=== What you are asked to do ===
Transcribe every line of the listing below without any deviation.

=== Exercise data ===

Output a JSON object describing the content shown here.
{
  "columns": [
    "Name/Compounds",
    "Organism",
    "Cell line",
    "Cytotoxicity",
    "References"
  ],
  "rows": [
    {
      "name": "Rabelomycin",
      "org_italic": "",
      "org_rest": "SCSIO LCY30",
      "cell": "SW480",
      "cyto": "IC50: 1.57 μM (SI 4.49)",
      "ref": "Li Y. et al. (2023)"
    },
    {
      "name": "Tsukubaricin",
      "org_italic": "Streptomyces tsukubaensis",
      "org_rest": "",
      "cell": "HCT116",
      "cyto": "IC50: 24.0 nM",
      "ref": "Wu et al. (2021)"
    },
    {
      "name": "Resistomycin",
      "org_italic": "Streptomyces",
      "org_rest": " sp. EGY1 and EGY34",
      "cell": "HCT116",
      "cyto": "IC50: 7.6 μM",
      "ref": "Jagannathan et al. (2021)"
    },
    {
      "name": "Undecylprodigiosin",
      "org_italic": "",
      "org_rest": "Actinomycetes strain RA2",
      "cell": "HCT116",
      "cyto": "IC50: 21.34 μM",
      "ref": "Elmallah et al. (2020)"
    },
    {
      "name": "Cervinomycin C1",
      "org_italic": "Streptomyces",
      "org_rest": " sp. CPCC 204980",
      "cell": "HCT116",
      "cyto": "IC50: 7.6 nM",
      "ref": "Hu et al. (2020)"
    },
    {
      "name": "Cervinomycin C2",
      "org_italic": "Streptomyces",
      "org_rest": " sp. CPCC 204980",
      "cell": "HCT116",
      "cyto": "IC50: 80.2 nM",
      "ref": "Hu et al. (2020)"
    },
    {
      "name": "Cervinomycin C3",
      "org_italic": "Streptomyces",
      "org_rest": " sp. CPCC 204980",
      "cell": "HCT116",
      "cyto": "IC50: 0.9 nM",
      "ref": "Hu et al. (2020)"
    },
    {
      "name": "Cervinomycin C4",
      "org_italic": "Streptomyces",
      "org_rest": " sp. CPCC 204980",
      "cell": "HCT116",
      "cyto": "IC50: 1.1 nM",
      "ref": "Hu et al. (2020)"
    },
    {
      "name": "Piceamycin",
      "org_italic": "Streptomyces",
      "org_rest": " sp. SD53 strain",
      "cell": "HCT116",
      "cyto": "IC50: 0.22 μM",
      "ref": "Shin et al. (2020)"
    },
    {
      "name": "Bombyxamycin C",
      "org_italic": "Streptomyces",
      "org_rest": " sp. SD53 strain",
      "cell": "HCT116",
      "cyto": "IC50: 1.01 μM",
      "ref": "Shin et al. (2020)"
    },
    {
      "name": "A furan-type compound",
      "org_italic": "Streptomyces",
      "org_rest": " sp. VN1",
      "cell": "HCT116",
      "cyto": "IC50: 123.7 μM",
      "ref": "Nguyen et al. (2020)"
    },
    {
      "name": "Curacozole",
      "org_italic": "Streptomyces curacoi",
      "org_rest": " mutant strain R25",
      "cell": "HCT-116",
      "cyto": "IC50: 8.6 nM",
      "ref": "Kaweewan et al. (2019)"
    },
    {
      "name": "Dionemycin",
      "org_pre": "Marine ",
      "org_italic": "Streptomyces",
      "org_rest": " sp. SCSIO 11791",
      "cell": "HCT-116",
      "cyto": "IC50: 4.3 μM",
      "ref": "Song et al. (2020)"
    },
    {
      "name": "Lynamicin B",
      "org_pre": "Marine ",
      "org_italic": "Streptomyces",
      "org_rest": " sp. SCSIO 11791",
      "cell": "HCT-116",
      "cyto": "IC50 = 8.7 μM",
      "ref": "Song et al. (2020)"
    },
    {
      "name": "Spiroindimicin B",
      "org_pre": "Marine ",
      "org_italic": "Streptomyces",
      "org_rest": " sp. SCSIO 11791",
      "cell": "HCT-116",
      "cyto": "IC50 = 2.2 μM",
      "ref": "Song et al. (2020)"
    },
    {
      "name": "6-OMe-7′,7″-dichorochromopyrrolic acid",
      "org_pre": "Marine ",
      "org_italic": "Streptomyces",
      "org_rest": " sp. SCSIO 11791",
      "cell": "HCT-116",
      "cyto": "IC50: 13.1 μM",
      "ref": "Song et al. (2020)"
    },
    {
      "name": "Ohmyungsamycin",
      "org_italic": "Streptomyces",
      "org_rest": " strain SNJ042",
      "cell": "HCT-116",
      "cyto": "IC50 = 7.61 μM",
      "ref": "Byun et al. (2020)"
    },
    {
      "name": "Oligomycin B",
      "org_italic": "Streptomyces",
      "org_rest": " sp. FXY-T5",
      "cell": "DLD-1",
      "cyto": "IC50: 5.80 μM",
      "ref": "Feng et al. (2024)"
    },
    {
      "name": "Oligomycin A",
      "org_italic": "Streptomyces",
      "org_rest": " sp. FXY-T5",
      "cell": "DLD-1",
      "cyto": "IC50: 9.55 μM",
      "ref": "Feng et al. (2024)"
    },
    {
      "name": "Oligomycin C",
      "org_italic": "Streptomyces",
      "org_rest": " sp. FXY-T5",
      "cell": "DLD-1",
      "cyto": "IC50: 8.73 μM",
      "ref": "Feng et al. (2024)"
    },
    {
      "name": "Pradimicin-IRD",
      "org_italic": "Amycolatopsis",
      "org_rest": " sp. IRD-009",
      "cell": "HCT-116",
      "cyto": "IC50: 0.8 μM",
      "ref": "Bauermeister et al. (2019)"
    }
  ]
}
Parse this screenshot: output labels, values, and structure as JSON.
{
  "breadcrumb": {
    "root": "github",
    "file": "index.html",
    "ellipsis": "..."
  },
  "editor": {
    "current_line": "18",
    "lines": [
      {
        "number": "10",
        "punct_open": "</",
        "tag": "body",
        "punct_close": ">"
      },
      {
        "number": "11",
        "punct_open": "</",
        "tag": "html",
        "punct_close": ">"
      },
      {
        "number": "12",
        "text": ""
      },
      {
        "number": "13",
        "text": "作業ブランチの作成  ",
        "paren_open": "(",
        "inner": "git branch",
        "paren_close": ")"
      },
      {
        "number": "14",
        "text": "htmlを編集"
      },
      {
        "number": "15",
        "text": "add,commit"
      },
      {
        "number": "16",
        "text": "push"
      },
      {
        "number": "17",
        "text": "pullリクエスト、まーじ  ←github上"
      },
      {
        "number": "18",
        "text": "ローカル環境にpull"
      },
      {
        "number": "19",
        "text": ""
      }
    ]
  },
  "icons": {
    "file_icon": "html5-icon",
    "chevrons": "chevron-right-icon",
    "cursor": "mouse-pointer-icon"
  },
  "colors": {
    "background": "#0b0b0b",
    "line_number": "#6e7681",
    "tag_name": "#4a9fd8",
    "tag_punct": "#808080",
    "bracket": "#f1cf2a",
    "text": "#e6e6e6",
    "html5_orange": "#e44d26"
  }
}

=== Response ===
Output a JSON object describing the content shown here.
{
  "columns": [
    "Name/Compounds",
    "Organism",
    "Cell line",
    "Cytotoxicity",
    "References"
  ],
  "rows": [
    {
      "name": "Rabelomycin",
      "org_italic": "",
      "org_rest": "SCSIO LCY30",
      "cell": "SW480",
      "cyto": "IC50: 1.57 μM (SI 4.49)",
      "ref": "Li Y. et al. (2023)"
    },
    {
      "name": "Tsukubaricin",
      "org_italic": "Streptomyces tsukubaensis",
      "org_rest": "",
      "cell": "HCT116",
      "cyto": "IC50: 24.0 nM",
      "ref": "Wu et al. (2021)"
    },
    {
      "name": "Resistomycin",
      "org_italic": "Streptomyces",
      "org_rest": " sp. EGY1 and EGY34",
      "cell": "HCT116",
      "cyto": "IC50: 7.6 μM",
      "ref": "Jagannathan et al. (2021)"
    },
    {
      "name": "Undecylprodigiosin",
      "org_italic": "",
      "org_rest": "Actinomycetes strain RA2",
      "cell": "HCT116",
      "cyto": "IC50: 21.34 μM",
      "ref": "Elmallah et al. (2020)"
    },
    {
      "name": "Cervinomycin C1",
      "org_italic": "Streptomyces",
      "org_rest": " sp. CPCC 204980",
      "cell": "HCT116",
      "cyto": "IC50: 7.6 nM",
      "ref": "Hu et al. (2020)"
    },
    {
      "name": "Cervinomycin C2",
      "org_italic": "Streptomyces",
      "org_rest": " sp. CPCC 204980",
      "cell": "HCT116",
      "cyto": "IC50: 80.2 nM",
      "ref": "Hu et al. (2020)"
    },
    {
      "name": "Cervinomycin C3",
      "org_italic": "Streptomyces",
      "org_rest": " sp. CPCC 204980",
      "cell": "HCT116",
      "cyto": "IC50: 0.9 nM",
      "ref": "Hu et al. (2020)"
    },
    {
      "name": "Cervinomycin C4",
      "org_italic": "Streptomyces",
      "org_rest": " sp. CPCC 204980",
      "cell": "HCT116",
      "cyto": "IC50: 1.1 nM",
      "ref": "Hu et al. (2020)"
    },
    {
      "name": "Piceamycin",
      "org_italic": "Streptomyces",
      "org_rest": " sp. SD53 strain",
      "cell": "HCT116",
      "cyto": "IC50: 0.22 μM",
      "ref": "Shin et al. (2020)"
    },
    {
      "name": "Bombyxamycin C",
      "org_italic": "Streptomyces",
      "org_rest": " sp. SD53 strain",
      "cell": "HCT116",
      "cyto": "IC50: 1.01 μM",
      "ref": "Shin et al. (2020)"
    },
    {
      "name": "A furan-type compound",
      "org_italic": "Streptomyces",
      "org_rest": " sp. VN1",
      "cell": "HCT116",
      "cyto": "IC50: 123.7 μM",
      "ref": "Nguyen et al. (2020)"
    },
    {
      "name": "Curacozole",
      "org_italic": "Streptomyces curacoi",
      "org_rest": " mutant strain R25",
      "cell": "HCT-116",
      "cyto": "IC50: 8.6 nM",
      "ref": "Kaweewan et al. (2019)"
    },
    {
      "name": "Dionemycin",
      "org_pre": "Marine ",
      "org_italic": "Streptomyces",
      "org_rest": " sp. SCSIO 11791",
      "cell": "HCT-116",
      "cyto": "IC50: 4.3 μM",
      "ref": "Song et al. (2020)"
    },
    {
      "name": "Lynamicin B",
      "org_pre": "Marine ",
      "org_italic": "Streptomyces",
      "org_rest": " sp. SCSIO 11791",
      "cell": "HCT-116",
      "cyto": "IC50 = 8.7 μM",
      "ref": "Song et al. (2020)"
    },
    {
      "name": "Spiroindimicin B",
      "org_pre": "Marine ",
      "org_italic": "Streptomyces",
      "org_rest": " sp. SCSIO 11791",
      "cell": "HCT-116",
      "cyto": "IC50 = 2.2 μM",
      "ref": "Song et al. (2020)"
    },
    {
      "name": "6-OMe-7′,7″-dichorochromopyrrolic acid",
      "org_pre": "Marine ",
      "org_italic": "Streptomyces",
      "org_rest": " sp. SCSIO 11791",
      "cell": "HCT-116",
      "cyto": "IC50: 13.1 μM",
      "ref": "Song et al. (2020)"
    },
    {
      "name": "Ohmyungsamycin",
      "org_italic": "Streptomyces",
      "org_rest": " strain SNJ042",
      "cell": "HCT-116",
      "cyto": "IC50 = 7.61 μM",
      "ref": "Byun et al. (2020)"
    },
    {
      "name": "Oligomycin B",
      "org_italic": "Streptomyces",
      "org_rest": " sp. FXY-T5",
      "cell": "DLD-1",
      "cyto": "IC50: 5.80 μM",
      "ref": "Feng et al. (2024)"
    },
    {
      "name": "Oligomycin A",
      "org_italic": "Streptomyces",
      "org_rest": " sp. FXY-T5",
      "cell": "DLD-1",
      "cyto": "IC50: 9.55 μM",
      "ref": "Feng et al. (2024)"
    },
    {
      "name": "Oligomycin C",
      "org_italic": "Streptomyces",
      "org_rest": " sp. FXY-T5",
      "cell": "DLD-1",
      "cyto": "IC50: 8.73 μM",
      "ref": "Feng et al. (2024)"
    },
    {
      "name": "Pradimicin-IRD",
      "org_italic": "Amycolatopsis",
      "org_rest": " sp. IRD-009",
      "cell": "HCT-116",
      "cyto": "IC50: 0.8 μM",
      "ref": "Bauermeister et al. (2019)"
    }
  ]
}
Parse this screenshot: output labels, values, and structure as JSON.
{
  "breadcrumb": {
    "root": "github",
    "file": "index.html",
    "ellipsis": "..."
  },
  "editor": {
    "current_line": "18",
    "lines": [
      {
        "number": "10",
        "punct_open": "</",
        "tag": "body",
        "punct_close": ">"
      },
      {
        "number": "11",
        "punct_open": "</",
        "tag": "html",
        "punct_close": ">"
      },
      {
        "number": "12",
        "text": ""
      },
      {
        "number": "13",
        "text": "作業ブランチの作成  ",
        "paren_open": "(",
        "inner": "git branch",
        "paren_close": ")"
      },
      {
        "number": "14",
        "text": "htmlを編集"
      },
      {
        "number": "15",
        "text": "add,commit"
      },
      {
        "number": "16",
        "text": "push"
      },
      {
        "number": "17",
        "text": "pullリクエスト、まーじ  ←github上"
      },
      {
        "number": "18",
        "text": "ローカル環境にpull"
      },
      {
        "number": "19",
        "text": ""
      }
    ]
  },
  "icons": {
    "file_icon": "html5-icon",
    "chevrons": "chevron-right-icon",
    "cursor": "mouse-pointer-icon"
  },
  "colors": {
    "background": "#0b0b0b",
    "line_number": "#6e7681",
    "tag_name": "#4a9fd8",
    "tag_punct": "#808080",
    "bracket": "#f1cf2a",
    "text": "#e6e6e6",
    "html5_orange": "#e44d26"
  }
}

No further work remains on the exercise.